→ **Exercise objective**:
Which lines in the records below contain the word "Boundary"? Copy each of them.

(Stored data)
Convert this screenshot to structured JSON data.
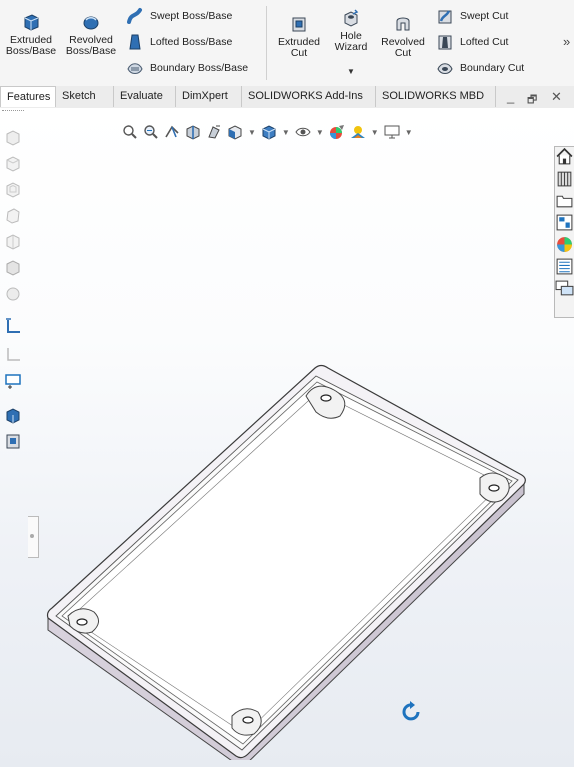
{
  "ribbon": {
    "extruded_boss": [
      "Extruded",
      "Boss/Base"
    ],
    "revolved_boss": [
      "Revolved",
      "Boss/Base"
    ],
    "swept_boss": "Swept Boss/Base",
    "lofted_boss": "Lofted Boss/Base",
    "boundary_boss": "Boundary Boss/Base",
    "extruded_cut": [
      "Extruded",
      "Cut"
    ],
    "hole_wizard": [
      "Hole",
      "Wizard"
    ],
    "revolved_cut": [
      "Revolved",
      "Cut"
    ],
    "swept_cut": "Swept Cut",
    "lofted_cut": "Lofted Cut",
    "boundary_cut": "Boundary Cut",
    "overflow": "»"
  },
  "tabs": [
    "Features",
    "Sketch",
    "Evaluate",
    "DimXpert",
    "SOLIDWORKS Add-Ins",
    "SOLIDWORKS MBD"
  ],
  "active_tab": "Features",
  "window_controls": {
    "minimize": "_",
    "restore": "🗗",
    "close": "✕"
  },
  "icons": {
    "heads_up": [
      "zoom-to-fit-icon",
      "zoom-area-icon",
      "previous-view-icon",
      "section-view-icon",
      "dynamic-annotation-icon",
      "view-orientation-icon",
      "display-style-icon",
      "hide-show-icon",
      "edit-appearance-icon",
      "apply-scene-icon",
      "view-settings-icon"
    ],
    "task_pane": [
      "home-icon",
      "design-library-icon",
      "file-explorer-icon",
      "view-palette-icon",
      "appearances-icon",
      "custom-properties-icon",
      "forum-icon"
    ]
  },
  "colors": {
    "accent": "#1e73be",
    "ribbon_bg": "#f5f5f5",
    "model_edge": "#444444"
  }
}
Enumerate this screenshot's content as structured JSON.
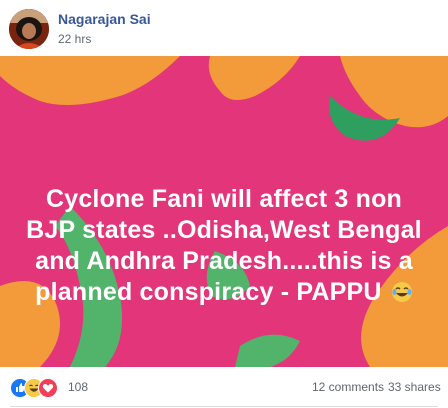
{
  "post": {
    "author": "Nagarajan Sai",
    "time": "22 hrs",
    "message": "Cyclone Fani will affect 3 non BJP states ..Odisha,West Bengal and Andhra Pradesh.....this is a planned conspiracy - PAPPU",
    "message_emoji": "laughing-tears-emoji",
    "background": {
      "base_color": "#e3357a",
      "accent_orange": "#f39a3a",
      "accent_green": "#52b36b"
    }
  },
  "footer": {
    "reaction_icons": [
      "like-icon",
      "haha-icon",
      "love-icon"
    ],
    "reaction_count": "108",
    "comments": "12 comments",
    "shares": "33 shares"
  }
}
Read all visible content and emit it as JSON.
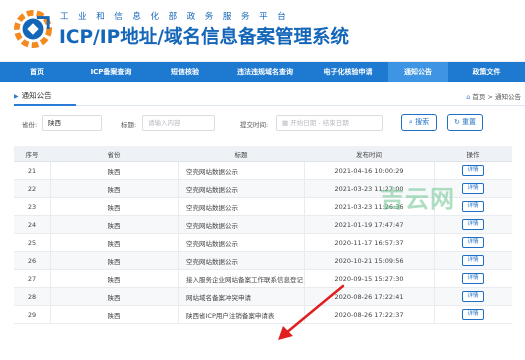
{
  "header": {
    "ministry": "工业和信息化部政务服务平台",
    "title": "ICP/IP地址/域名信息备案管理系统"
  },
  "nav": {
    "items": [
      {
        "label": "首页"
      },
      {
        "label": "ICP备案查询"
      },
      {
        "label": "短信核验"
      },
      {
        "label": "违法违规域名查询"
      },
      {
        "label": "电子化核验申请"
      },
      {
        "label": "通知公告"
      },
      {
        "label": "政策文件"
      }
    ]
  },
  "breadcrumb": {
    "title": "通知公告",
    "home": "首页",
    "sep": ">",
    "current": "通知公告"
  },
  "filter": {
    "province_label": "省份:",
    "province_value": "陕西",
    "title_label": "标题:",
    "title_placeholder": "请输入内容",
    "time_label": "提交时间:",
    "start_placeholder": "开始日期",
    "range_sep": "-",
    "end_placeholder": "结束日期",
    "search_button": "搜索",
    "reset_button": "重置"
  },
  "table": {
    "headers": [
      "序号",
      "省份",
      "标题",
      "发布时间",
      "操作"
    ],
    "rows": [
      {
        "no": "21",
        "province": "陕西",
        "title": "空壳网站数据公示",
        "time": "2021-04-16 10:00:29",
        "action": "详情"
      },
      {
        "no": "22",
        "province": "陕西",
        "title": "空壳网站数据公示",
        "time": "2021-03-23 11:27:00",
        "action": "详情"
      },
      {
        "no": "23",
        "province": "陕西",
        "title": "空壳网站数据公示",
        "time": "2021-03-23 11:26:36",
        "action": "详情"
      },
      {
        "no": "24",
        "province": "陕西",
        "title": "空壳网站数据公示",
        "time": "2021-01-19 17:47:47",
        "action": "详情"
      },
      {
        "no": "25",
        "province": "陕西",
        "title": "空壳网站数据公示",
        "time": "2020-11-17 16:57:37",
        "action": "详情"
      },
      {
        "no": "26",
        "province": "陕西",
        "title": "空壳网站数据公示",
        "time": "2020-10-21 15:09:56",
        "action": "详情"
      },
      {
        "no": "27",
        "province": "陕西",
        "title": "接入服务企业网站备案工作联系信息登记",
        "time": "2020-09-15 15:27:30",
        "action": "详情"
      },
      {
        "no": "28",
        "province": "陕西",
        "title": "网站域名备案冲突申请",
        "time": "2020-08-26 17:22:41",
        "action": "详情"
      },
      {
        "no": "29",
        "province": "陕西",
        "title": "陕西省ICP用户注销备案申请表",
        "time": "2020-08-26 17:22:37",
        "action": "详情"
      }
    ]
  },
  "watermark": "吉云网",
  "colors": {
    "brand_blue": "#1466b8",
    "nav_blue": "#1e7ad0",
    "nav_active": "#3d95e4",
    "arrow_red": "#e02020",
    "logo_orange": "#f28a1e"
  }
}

→ **Exercise output**:
    "boundary_boss": "Boundary Boss/Base",
    "boundary_cut": "Boundary Cut",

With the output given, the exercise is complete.